Description of the task
An exact copy of the records is required, minus the pictures they hold.

Working data
----------------------------------------
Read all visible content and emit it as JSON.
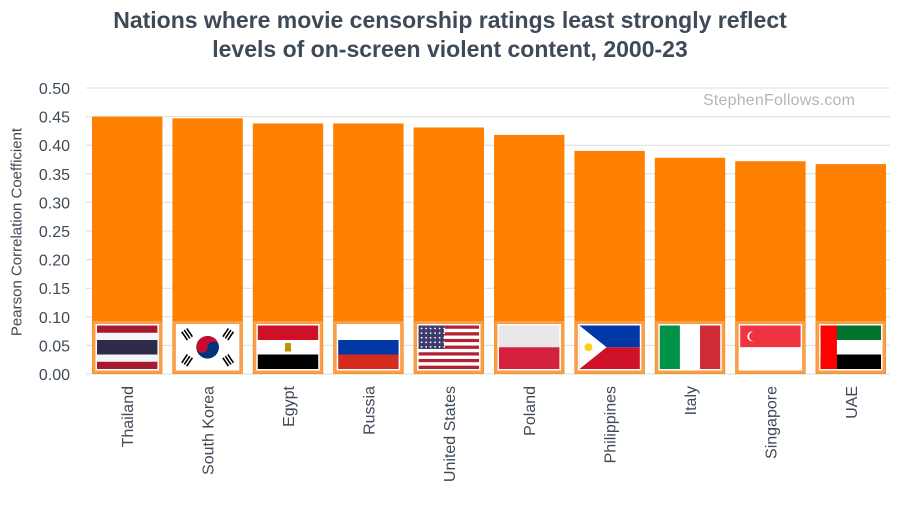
{
  "title_line1": "Nations where movie censorship ratings least strongly reflect",
  "title_line2": "levels of on-screen violent content, 2000-23",
  "watermark": "StephenFollows.com",
  "chart_data": {
    "type": "bar",
    "title": "Nations where movie censorship ratings least strongly reflect levels of on-screen violent content, 2000-23",
    "xlabel": "",
    "ylabel": "Pearson Correlation Coefficient",
    "ylim": [
      0,
      0.5
    ],
    "yticks": [
      "0.00",
      "0.05",
      "0.10",
      "0.15",
      "0.20",
      "0.25",
      "0.30",
      "0.35",
      "0.40",
      "0.45",
      "0.50"
    ],
    "grid": true,
    "categories": [
      "Thailand",
      "South Korea",
      "Egypt",
      "Russia",
      "United States",
      "Poland",
      "Philippines",
      "Italy",
      "Singapore",
      "UAE"
    ],
    "values": [
      0.45,
      0.447,
      0.438,
      0.438,
      0.431,
      0.418,
      0.39,
      0.378,
      0.372,
      0.367
    ],
    "bar_color": "#ff7f00",
    "flags": [
      "thailand-flag",
      "south-korea-flag",
      "egypt-flag",
      "russia-flag",
      "usa-flag",
      "poland-flag",
      "philippines-flag",
      "italy-flag",
      "singapore-flag",
      "uae-flag"
    ]
  }
}
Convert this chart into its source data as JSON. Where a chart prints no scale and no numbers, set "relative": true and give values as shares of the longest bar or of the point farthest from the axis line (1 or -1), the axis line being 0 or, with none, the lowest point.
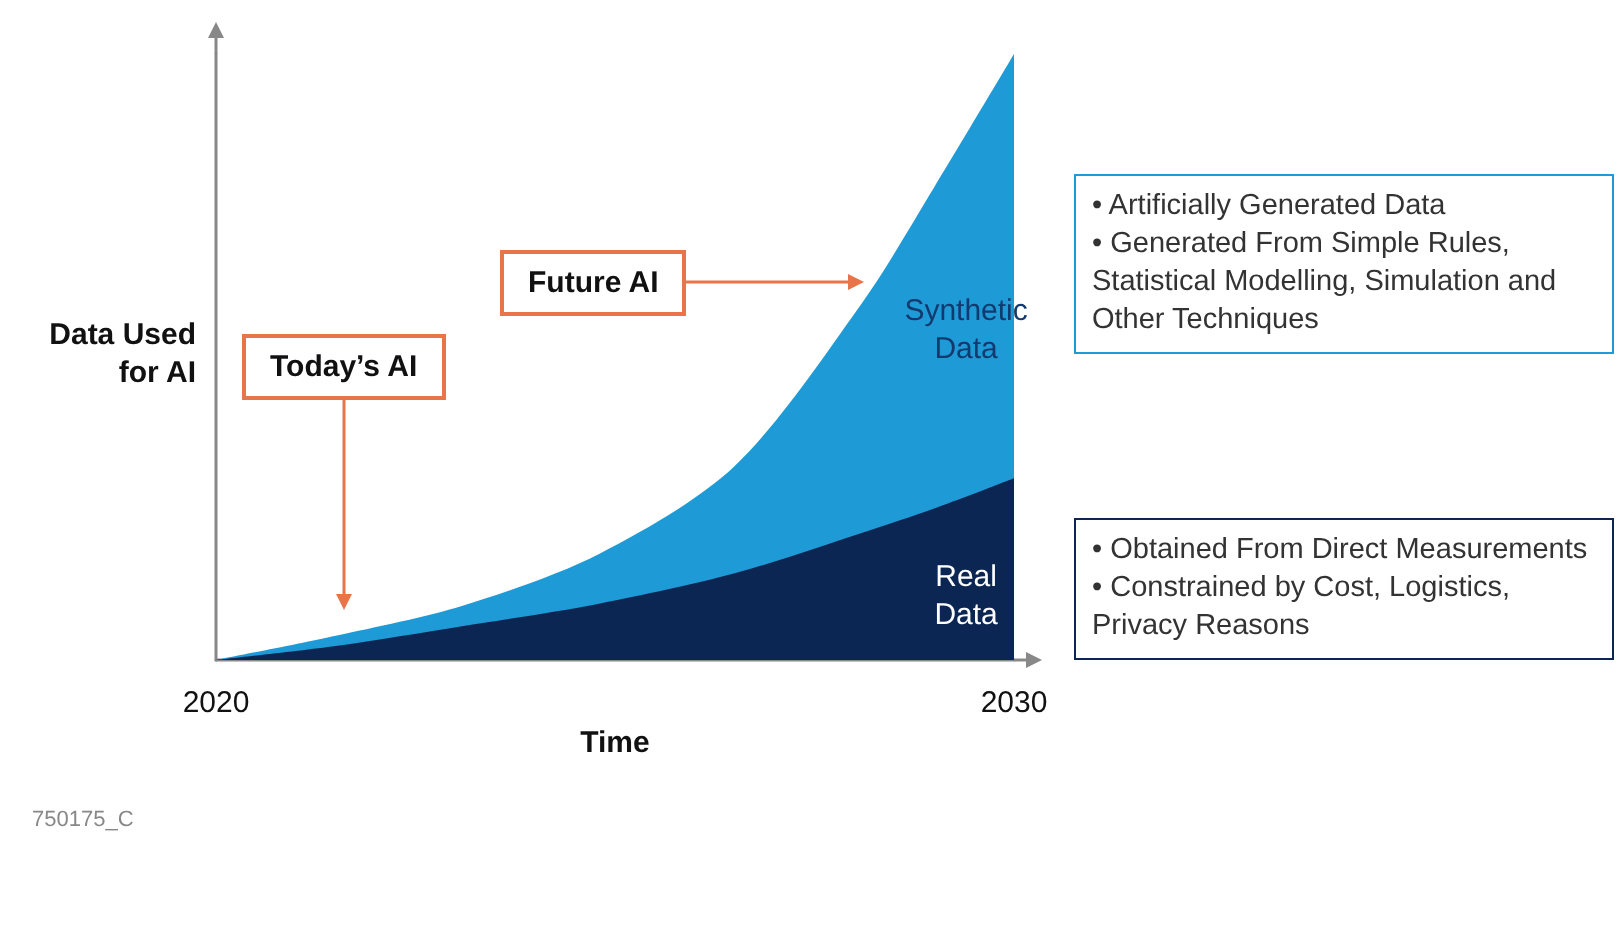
{
  "chart_data": {
    "type": "area",
    "stacked": true,
    "relative": true,
    "xlabel": "Time",
    "ylabel": "Data Used for AI",
    "x": [
      2020,
      2021.5,
      2023.1,
      2024.8,
      2026.5,
      2028.1,
      2029,
      2030
    ],
    "xlim": [
      2020,
      2030
    ],
    "xticks": [
      2020,
      2030
    ],
    "grid": false,
    "legend": false,
    "series": [
      {
        "name": "Real Data",
        "color": "#0b2653",
        "values": [
          0,
          0.023,
          0.056,
          0.093,
          0.143,
          0.21,
          0.25,
          0.3
        ]
      },
      {
        "name": "Synthetic Data",
        "color": "#1e9bd7",
        "values": [
          0,
          0.017,
          0.034,
          0.082,
          0.177,
          0.38,
          0.53,
          0.7
        ]
      }
    ],
    "annotations": [
      "Today’s AI",
      "Future AI",
      "• Artificially Generated Data\n• Generated From Simple Rules, Statistical Modelling, Simulation and Other Techniques",
      "• Obtained From Direct Measurements\n• Constrained by Cost, Logistics, Privacy Reasons",
      "750175_C"
    ]
  }
}
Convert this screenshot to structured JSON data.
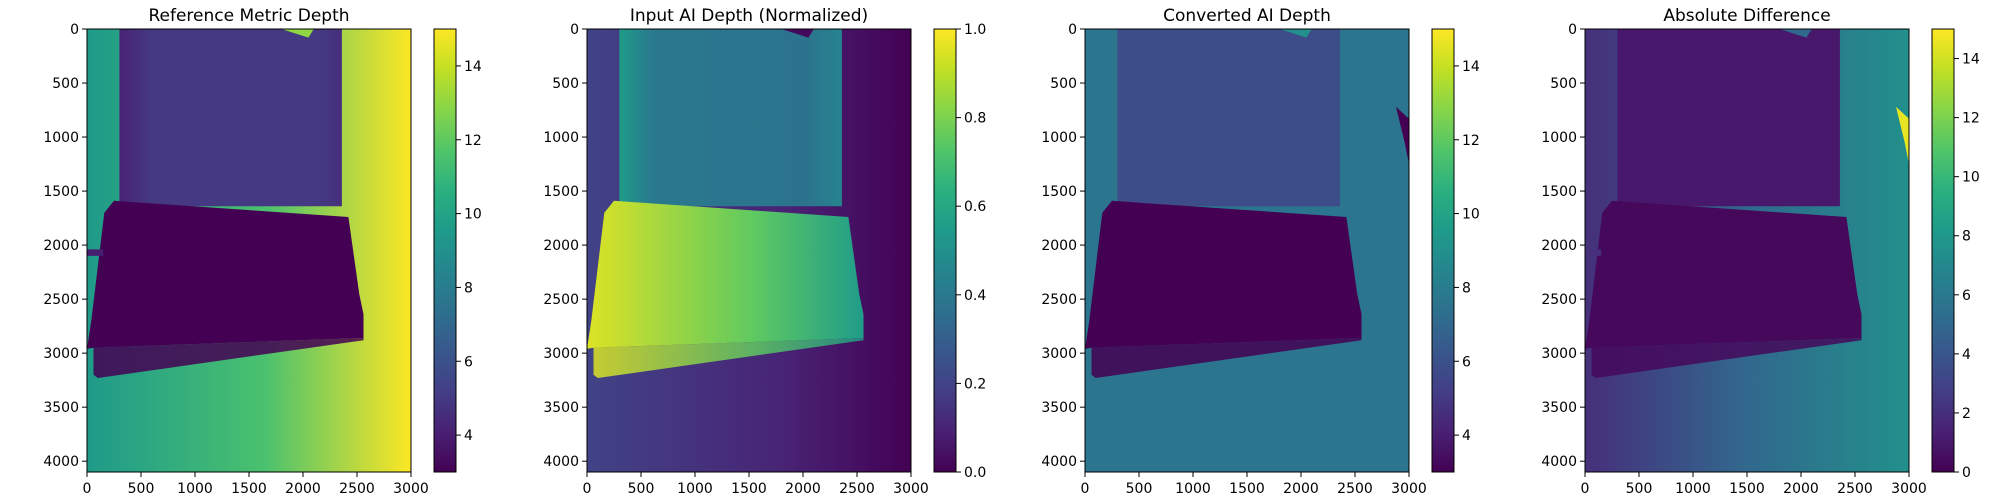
----------------------------------------
Right answer
Read all visible content and emit it as JSON.
{
  "title_line1": "Nations where movie censorship ratings least strongly reflect",
  "title_line2": "levels of on-screen violent content, 2000-23",
  "watermark": "StephenFollows.com",
  "chart_data": {
    "type": "bar",
    "title": "Nations where movie censorship ratings least strongly reflect levels of on-screen violent content, 2000-23",
    "xlabel": "",
    "ylabel": "Pearson Correlation Coefficient",
    "ylim": [
      0,
      0.5
    ],
    "yticks": [
      "0.00",
      "0.05",
      "0.10",
      "0.15",
      "0.20",
      "0.25",
      "0.30",
      "0.35",
      "0.40",
      "0.45",
      "0.50"
    ],
    "grid": true,
    "categories": [
      "Thailand",
      "South Korea",
      "Egypt",
      "Russia",
      "United States",
      "Poland",
      "Philippines",
      "Italy",
      "Singapore",
      "UAE"
    ],
    "values": [
      0.45,
      0.447,
      0.438,
      0.438,
      0.431,
      0.418,
      0.39,
      0.378,
      0.372,
      0.367
    ],
    "bar_color": "#ff7f00",
    "flags": [
      "thailand-flag",
      "south-korea-flag",
      "egypt-flag",
      "russia-flag",
      "usa-flag",
      "poland-flag",
      "philippines-flag",
      "italy-flag",
      "singapore-flag",
      "uae-flag"
    ]
  }
}
Convert this chart into its source data as JSON. Where a chart prints no scale and no numbers, set "relative": true and give values as shares of the longest bar or of the point farthest from the axis line (1 or -1), the axis line being 0 or, with none, the lowest point.
{
  "chart_data": {
    "type": "area",
    "stacked": true,
    "relative": true,
    "xlabel": "Time",
    "ylabel": "Data Used for AI",
    "x": [
      2020,
      2021.5,
      2023.1,
      2024.8,
      2026.5,
      2028.1,
      2029,
      2030
    ],
    "xlim": [
      2020,
      2030
    ],
    "xticks": [
      2020,
      2030
    ],
    "grid": false,
    "legend": false,
    "series": [
      {
        "name": "Real Data",
        "color": "#0b2653",
        "values": [
          0,
          0.023,
          0.056,
          0.093,
          0.143,
          0.21,
          0.25,
          0.3
        ]
      },
      {
        "name": "Synthetic Data",
        "color": "#1e9bd7",
        "values": [
          0,
          0.017,
          0.034,
          0.082,
          0.177,
          0.38,
          0.53,
          0.7
        ]
      }
    ],
    "annotations": [
      "Today’s AI",
      "Future AI",
      "• Artificially Generated Data\n• Generated From Simple Rules, Statistical Modelling, Simulation and Other Techniques",
      "• Obtained From Direct Measurements\n• Constrained by Cost, Logistics, Privacy Reasons",
      "750175_C"
    ]
  }
}
Convert this screenshot to structured JSON data.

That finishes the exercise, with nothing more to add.